=== Dataset records ===

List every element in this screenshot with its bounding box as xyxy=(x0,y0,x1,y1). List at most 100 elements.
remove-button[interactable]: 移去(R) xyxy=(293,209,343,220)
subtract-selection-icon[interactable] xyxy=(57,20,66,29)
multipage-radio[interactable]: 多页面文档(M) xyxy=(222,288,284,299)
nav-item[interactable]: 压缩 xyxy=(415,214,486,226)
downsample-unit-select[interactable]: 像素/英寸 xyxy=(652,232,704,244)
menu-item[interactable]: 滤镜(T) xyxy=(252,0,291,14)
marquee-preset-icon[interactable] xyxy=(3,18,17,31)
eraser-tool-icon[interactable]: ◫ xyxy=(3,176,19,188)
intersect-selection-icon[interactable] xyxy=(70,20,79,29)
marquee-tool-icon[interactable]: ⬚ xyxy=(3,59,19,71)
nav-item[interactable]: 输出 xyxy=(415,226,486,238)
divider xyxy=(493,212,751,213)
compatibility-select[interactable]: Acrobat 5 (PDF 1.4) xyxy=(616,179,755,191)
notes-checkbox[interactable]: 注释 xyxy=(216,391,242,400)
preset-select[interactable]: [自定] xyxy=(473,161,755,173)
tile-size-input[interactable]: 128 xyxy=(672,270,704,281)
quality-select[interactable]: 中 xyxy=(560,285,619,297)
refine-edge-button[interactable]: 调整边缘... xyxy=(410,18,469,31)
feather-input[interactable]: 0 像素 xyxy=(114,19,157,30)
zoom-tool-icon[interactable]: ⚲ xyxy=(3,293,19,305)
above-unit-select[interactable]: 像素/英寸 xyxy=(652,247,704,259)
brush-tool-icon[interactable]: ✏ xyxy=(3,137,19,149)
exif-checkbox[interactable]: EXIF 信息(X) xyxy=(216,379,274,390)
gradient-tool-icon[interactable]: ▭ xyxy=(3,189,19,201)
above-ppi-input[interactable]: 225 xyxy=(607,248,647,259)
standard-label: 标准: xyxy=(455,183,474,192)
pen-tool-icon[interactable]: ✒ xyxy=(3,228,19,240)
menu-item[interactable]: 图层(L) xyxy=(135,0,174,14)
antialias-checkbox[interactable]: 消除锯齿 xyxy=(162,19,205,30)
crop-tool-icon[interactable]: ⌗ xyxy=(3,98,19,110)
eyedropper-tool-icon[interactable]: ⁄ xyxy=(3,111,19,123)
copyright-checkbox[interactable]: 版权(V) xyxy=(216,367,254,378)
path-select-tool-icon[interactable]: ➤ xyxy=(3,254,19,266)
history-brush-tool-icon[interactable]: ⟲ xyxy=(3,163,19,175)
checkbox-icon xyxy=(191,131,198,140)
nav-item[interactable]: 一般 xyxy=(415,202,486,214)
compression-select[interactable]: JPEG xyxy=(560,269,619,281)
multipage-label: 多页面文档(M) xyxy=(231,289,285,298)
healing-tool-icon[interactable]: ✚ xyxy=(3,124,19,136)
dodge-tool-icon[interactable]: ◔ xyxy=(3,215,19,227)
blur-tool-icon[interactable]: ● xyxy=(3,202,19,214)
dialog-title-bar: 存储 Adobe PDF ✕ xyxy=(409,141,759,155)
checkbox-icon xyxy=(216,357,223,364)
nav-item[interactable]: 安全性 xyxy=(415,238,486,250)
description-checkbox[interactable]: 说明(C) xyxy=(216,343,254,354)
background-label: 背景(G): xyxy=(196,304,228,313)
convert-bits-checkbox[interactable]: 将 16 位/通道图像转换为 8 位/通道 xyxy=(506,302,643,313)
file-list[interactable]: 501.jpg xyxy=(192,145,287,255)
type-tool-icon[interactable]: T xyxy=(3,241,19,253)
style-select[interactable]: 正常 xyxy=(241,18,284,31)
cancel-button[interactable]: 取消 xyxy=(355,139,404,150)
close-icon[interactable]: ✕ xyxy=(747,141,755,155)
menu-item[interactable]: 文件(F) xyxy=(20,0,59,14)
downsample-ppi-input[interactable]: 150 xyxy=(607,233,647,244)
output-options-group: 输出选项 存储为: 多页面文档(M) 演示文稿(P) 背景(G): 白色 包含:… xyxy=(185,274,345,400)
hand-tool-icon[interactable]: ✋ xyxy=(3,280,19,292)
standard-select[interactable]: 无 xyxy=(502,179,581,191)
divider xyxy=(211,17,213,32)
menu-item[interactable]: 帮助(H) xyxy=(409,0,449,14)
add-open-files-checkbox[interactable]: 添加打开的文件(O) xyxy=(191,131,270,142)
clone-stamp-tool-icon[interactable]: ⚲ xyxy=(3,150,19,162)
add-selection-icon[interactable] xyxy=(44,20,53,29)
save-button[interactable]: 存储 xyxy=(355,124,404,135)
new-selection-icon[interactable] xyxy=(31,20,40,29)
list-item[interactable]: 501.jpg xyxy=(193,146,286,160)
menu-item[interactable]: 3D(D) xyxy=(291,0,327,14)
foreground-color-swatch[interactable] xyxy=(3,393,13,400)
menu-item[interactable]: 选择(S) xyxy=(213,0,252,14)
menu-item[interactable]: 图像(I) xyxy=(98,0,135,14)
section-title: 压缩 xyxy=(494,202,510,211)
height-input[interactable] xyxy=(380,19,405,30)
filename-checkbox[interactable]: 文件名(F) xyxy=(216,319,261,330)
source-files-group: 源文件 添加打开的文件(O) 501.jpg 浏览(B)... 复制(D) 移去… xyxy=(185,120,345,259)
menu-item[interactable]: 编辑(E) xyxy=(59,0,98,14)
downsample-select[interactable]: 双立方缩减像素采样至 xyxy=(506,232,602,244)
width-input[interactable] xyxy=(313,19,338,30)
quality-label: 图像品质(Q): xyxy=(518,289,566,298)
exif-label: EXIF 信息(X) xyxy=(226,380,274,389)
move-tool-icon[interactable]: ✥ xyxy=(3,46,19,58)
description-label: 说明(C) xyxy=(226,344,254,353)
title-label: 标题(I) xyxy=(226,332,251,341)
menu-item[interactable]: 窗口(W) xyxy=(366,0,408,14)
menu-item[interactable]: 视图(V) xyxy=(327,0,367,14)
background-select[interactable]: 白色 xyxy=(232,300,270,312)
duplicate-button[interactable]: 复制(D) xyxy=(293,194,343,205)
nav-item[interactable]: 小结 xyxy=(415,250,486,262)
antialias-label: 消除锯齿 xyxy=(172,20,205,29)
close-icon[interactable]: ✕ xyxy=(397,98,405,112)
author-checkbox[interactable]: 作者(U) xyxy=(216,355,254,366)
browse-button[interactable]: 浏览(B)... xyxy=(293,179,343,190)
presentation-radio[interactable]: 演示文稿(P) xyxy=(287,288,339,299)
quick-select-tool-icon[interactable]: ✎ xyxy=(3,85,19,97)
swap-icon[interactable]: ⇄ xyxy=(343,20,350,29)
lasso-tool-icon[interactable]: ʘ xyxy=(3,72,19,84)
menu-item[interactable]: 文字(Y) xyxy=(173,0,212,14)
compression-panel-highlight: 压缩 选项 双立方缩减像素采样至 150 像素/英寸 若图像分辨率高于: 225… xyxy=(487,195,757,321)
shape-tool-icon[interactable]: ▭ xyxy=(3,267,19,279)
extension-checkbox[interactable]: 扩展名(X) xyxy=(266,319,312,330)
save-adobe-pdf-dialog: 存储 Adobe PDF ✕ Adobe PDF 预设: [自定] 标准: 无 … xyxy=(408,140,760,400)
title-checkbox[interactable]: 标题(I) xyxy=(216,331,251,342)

===

- [What this task involves]
Return every line of the records above without any change.

- [Answer for this exercise]
List every element in this screenshot with its bounding box as xyxy=(x0,y0,x1,y1). List at most 100 elements.
remove-button[interactable]: 移去(R) xyxy=(293,209,343,220)
subtract-selection-icon[interactable] xyxy=(57,20,66,29)
multipage-radio[interactable]: 多页面文档(M) xyxy=(222,288,284,299)
nav-item[interactable]: 压缩 xyxy=(415,214,486,226)
downsample-unit-select[interactable]: 像素/英寸 xyxy=(652,232,704,244)
menu-item[interactable]: 滤镜(T) xyxy=(252,0,291,14)
marquee-preset-icon[interactable] xyxy=(3,18,17,31)
eraser-tool-icon[interactable]: ◫ xyxy=(3,176,19,188)
intersect-selection-icon[interactable] xyxy=(70,20,79,29)
marquee-tool-icon[interactable]: ⬚ xyxy=(3,59,19,71)
nav-item[interactable]: 输出 xyxy=(415,226,486,238)
divider xyxy=(493,212,751,213)
compatibility-select[interactable]: Acrobat 5 (PDF 1.4) xyxy=(616,179,755,191)
notes-checkbox[interactable]: 注释 xyxy=(216,391,242,400)
preset-select[interactable]: [自定] xyxy=(473,161,755,173)
tile-size-input[interactable]: 128 xyxy=(672,270,704,281)
quality-select[interactable]: 中 xyxy=(560,285,619,297)
refine-edge-button[interactable]: 调整边缘... xyxy=(410,18,469,31)
feather-input[interactable]: 0 像素 xyxy=(114,19,157,30)
zoom-tool-icon[interactable]: ⚲ xyxy=(3,293,19,305)
above-unit-select[interactable]: 像素/英寸 xyxy=(652,247,704,259)
brush-tool-icon[interactable]: ✏ xyxy=(3,137,19,149)
exif-checkbox[interactable]: EXIF 信息(X) xyxy=(216,379,274,390)
gradient-tool-icon[interactable]: ▭ xyxy=(3,189,19,201)
above-ppi-input[interactable]: 225 xyxy=(607,248,647,259)
standard-label: 标准: xyxy=(455,183,474,192)
pen-tool-icon[interactable]: ✒ xyxy=(3,228,19,240)
menu-item[interactable]: 图层(L) xyxy=(135,0,174,14)
antialias-checkbox[interactable]: 消除锯齿 xyxy=(162,19,205,30)
crop-tool-icon[interactable]: ⌗ xyxy=(3,98,19,110)
eyedropper-tool-icon[interactable]: ⁄ xyxy=(3,111,19,123)
copyright-checkbox[interactable]: 版权(V) xyxy=(216,367,254,378)
path-select-tool-icon[interactable]: ➤ xyxy=(3,254,19,266)
history-brush-tool-icon[interactable]: ⟲ xyxy=(3,163,19,175)
checkbox-icon xyxy=(191,131,198,140)
nav-item[interactable]: 一般 xyxy=(415,202,486,214)
compression-select[interactable]: JPEG xyxy=(560,269,619,281)
multipage-label: 多页面文档(M) xyxy=(231,289,285,298)
healing-tool-icon[interactable]: ✚ xyxy=(3,124,19,136)
dodge-tool-icon[interactable]: ◔ xyxy=(3,215,19,227)
blur-tool-icon[interactable]: ● xyxy=(3,202,19,214)
dialog-title-bar: 存储 Adobe PDF ✕ xyxy=(409,141,759,155)
checkbox-icon xyxy=(216,357,223,364)
nav-item[interactable]: 安全性 xyxy=(415,238,486,250)
description-checkbox[interactable]: 说明(C) xyxy=(216,343,254,354)
background-label: 背景(G): xyxy=(196,304,228,313)
convert-bits-checkbox[interactable]: 将 16 位/通道图像转换为 8 位/通道 xyxy=(506,302,643,313)
file-list[interactable]: 501.jpg xyxy=(192,145,287,255)
type-tool-icon[interactable]: T xyxy=(3,241,19,253)
style-select[interactable]: 正常 xyxy=(241,18,284,31)
cancel-button[interactable]: 取消 xyxy=(355,139,404,150)
close-icon[interactable]: ✕ xyxy=(747,141,755,155)
menu-item[interactable]: 文件(F) xyxy=(20,0,59,14)
downsample-ppi-input[interactable]: 150 xyxy=(607,233,647,244)
output-options-group: 输出选项 存储为: 多页面文档(M) 演示文稿(P) 背景(G): 白色 包含:… xyxy=(185,274,345,400)
hand-tool-icon[interactable]: ✋ xyxy=(3,280,19,292)
standard-select[interactable]: 无 xyxy=(502,179,581,191)
divider xyxy=(211,17,213,32)
menu-item[interactable]: 帮助(H) xyxy=(409,0,449,14)
add-open-files-checkbox[interactable]: 添加打开的文件(O) xyxy=(191,131,270,142)
clone-stamp-tool-icon[interactable]: ⚲ xyxy=(3,150,19,162)
add-selection-icon[interactable] xyxy=(44,20,53,29)
save-button[interactable]: 存储 xyxy=(355,124,404,135)
new-selection-icon[interactable] xyxy=(31,20,40,29)
list-item[interactable]: 501.jpg xyxy=(193,146,286,160)
menu-item[interactable]: 3D(D) xyxy=(291,0,327,14)
foreground-color-swatch[interactable] xyxy=(3,393,13,400)
menu-item[interactable]: 选择(S) xyxy=(213,0,252,14)
menu-item[interactable]: 图像(I) xyxy=(98,0,135,14)
section-title: 压缩 xyxy=(494,202,510,211)
height-input[interactable] xyxy=(380,19,405,30)
filename-checkbox[interactable]: 文件名(F) xyxy=(216,319,261,330)
source-files-group: 源文件 添加打开的文件(O) 501.jpg 浏览(B)... 复制(D) 移去… xyxy=(185,120,345,259)
menu-item[interactable]: 编辑(E) xyxy=(59,0,98,14)
downsample-select[interactable]: 双立方缩减像素采样至 xyxy=(506,232,602,244)
width-input[interactable] xyxy=(313,19,338,30)
quality-label: 图像品质(Q): xyxy=(518,289,566,298)
exif-label: EXIF 信息(X) xyxy=(226,380,274,389)
move-tool-icon[interactable]: ✥ xyxy=(3,46,19,58)
description-label: 说明(C) xyxy=(226,344,254,353)
title-label: 标题(I) xyxy=(226,332,251,341)
menu-item[interactable]: 窗口(W) xyxy=(366,0,408,14)
menu-item[interactable]: 视图(V) xyxy=(327,0,367,14)
background-select[interactable]: 白色 xyxy=(232,300,270,312)
duplicate-button[interactable]: 复制(D) xyxy=(293,194,343,205)
nav-item[interactable]: 小结 xyxy=(415,250,486,262)
antialias-label: 消除锯齿 xyxy=(172,20,205,29)
close-icon[interactable]: ✕ xyxy=(397,98,405,112)
author-checkbox[interactable]: 作者(U) xyxy=(216,355,254,366)
browse-button[interactable]: 浏览(B)... xyxy=(293,179,343,190)
presentation-radio[interactable]: 演示文稿(P) xyxy=(287,288,339,299)
quick-select-tool-icon[interactable]: ✎ xyxy=(3,85,19,97)
swap-icon[interactable]: ⇄ xyxy=(343,20,350,29)
lasso-tool-icon[interactable]: ʘ xyxy=(3,72,19,84)
menu-item[interactable]: 文字(Y) xyxy=(173,0,212,14)
compression-panel-highlight: 压缩 选项 双立方缩减像素采样至 150 像素/英寸 若图像分辨率高于: 225… xyxy=(487,195,757,321)
shape-tool-icon[interactable]: ▭ xyxy=(3,267,19,279)
extension-checkbox[interactable]: 扩展名(X) xyxy=(266,319,312,330)
save-adobe-pdf-dialog: 存储 Adobe PDF ✕ Adobe PDF 预设: [自定] 标准: 无 … xyxy=(408,140,760,400)
title-checkbox[interactable]: 标题(I) xyxy=(216,331,251,342)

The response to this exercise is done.